● **Problem to work on**: Reproduce the listing word for word. Skip any image.

● **Input records**:
.....
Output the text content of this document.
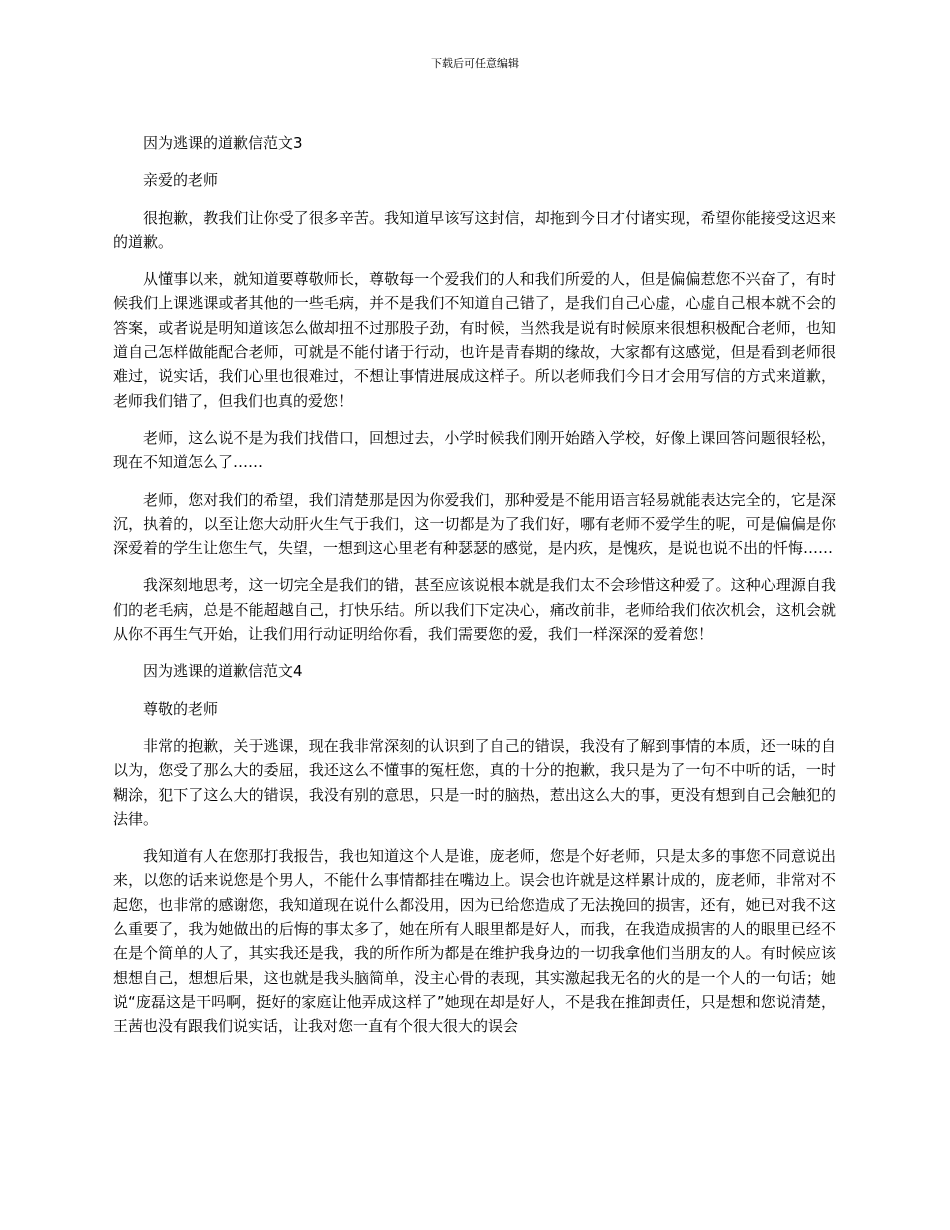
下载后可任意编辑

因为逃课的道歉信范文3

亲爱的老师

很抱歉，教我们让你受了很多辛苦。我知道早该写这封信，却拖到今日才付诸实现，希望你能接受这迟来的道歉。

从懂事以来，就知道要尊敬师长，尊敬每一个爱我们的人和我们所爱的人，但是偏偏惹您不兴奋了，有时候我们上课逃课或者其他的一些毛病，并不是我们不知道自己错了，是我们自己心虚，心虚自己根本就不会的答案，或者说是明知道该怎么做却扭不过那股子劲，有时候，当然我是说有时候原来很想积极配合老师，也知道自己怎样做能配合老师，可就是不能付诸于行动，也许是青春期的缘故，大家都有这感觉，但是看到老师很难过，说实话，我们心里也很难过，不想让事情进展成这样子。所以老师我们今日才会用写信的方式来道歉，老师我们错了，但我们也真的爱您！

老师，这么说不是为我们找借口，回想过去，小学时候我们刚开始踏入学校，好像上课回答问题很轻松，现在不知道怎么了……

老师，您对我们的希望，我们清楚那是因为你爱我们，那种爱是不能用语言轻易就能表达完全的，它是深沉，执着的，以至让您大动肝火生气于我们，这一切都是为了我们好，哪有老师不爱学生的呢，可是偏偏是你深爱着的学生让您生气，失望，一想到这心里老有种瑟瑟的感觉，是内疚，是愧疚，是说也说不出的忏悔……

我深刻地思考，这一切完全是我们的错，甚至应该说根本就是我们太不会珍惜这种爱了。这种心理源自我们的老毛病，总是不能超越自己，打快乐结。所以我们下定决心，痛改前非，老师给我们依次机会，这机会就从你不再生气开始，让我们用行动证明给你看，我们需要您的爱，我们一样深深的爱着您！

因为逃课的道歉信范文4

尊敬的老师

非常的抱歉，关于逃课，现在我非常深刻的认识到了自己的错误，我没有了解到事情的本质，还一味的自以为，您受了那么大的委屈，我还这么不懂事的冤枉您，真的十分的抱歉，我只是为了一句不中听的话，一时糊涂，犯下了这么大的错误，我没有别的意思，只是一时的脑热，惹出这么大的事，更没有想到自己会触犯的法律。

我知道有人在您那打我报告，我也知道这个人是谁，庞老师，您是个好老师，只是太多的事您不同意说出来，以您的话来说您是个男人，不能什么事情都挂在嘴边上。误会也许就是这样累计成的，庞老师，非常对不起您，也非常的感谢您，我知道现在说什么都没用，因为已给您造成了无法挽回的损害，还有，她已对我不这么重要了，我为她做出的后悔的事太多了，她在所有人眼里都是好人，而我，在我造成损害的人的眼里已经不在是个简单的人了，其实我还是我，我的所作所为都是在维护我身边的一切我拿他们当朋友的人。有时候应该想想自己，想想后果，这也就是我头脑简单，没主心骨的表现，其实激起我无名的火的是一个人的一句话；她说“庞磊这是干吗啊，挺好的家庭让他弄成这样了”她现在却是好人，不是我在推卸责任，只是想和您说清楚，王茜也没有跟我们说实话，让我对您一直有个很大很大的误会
.....
● **Correct result**:
Output the text content of this document.
下载后可任意编辑

因为逃课的道歉信范文3

亲爱的老师

很抱歉，教我们让你受了很多辛苦。我知道早该写这封信，却拖到今日才付诸实现，希望你能接受这迟来的道歉。

从懂事以来，就知道要尊敬师长，尊敬每一个爱我们的人和我们所爱的人，但是偏偏惹您不兴奋了，有时候我们上课逃课或者其他的一些毛病，并不是我们不知道自己错了，是我们自己心虚，心虚自己根本就不会的答案，或者说是明知道该怎么做却扭不过那股子劲，有时候，当然我是说有时候原来很想积极配合老师，也知道自己怎样做能配合老师，可就是不能付诸于行动，也许是青春期的缘故，大家都有这感觉，但是看到老师很难过，说实话，我们心里也很难过，不想让事情进展成这样子。所以老师我们今日才会用写信的方式来道歉，老师我们错了，但我们也真的爱您！

老师，这么说不是为我们找借口，回想过去，小学时候我们刚开始踏入学校，好像上课回答问题很轻松，现在不知道怎么了……

老师，您对我们的希望，我们清楚那是因为你爱我们，那种爱是不能用语言轻易就能表达完全的，它是深沉，执着的，以至让您大动肝火生气于我们，这一切都是为了我们好，哪有老师不爱学生的呢，可是偏偏是你深爱着的学生让您生气，失望，一想到这心里老有种瑟瑟的感觉，是内疚，是愧疚，是说也说不出的忏悔……

我深刻地思考，这一切完全是我们的错，甚至应该说根本就是我们太不会珍惜这种爱了。这种心理源自我们的老毛病，总是不能超越自己，打快乐结。所以我们下定决心，痛改前非，老师给我们依次机会，这机会就从你不再生气开始，让我们用行动证明给你看，我们需要您的爱，我们一样深深的爱着您！

因为逃课的道歉信范文4

尊敬的老师

非常的抱歉，关于逃课，现在我非常深刻的认识到了自己的错误，我没有了解到事情的本质，还一味的自以为，您受了那么大的委屈，我还这么不懂事的冤枉您，真的十分的抱歉，我只是为了一句不中听的话，一时糊涂，犯下了这么大的错误，我没有别的意思，只是一时的脑热，惹出这么大的事，更没有想到自己会触犯的法律。

我知道有人在您那打我报告，我也知道这个人是谁，庞老师，您是个好老师，只是太多的事您不同意说出来，以您的话来说您是个男人，不能什么事情都挂在嘴边上。误会也许就是这样累计成的，庞老师，非常对不起您，也非常的感谢您，我知道现在说什么都没用，因为已给您造成了无法挽回的损害，还有，她已对我不这么重要了，我为她做出的后悔的事太多了，她在所有人眼里都是好人，而我，在我造成损害的人的眼里已经不在是个简单的人了，其实我还是我，我的所作所为都是在维护我身边的一切我拿他们当朋友的人。有时候应该想想自己，想想后果，这也就是我头脑简单，没主心骨的表现，其实激起我无名的火的是一个人的一句话；她说“庞磊这是干吗啊，挺好的家庭让他弄成这样了”她现在却是好人，不是我在推卸责任，只是想和您说清楚，王茜也没有跟我们说实话，让我对您一直有个很大很大的误会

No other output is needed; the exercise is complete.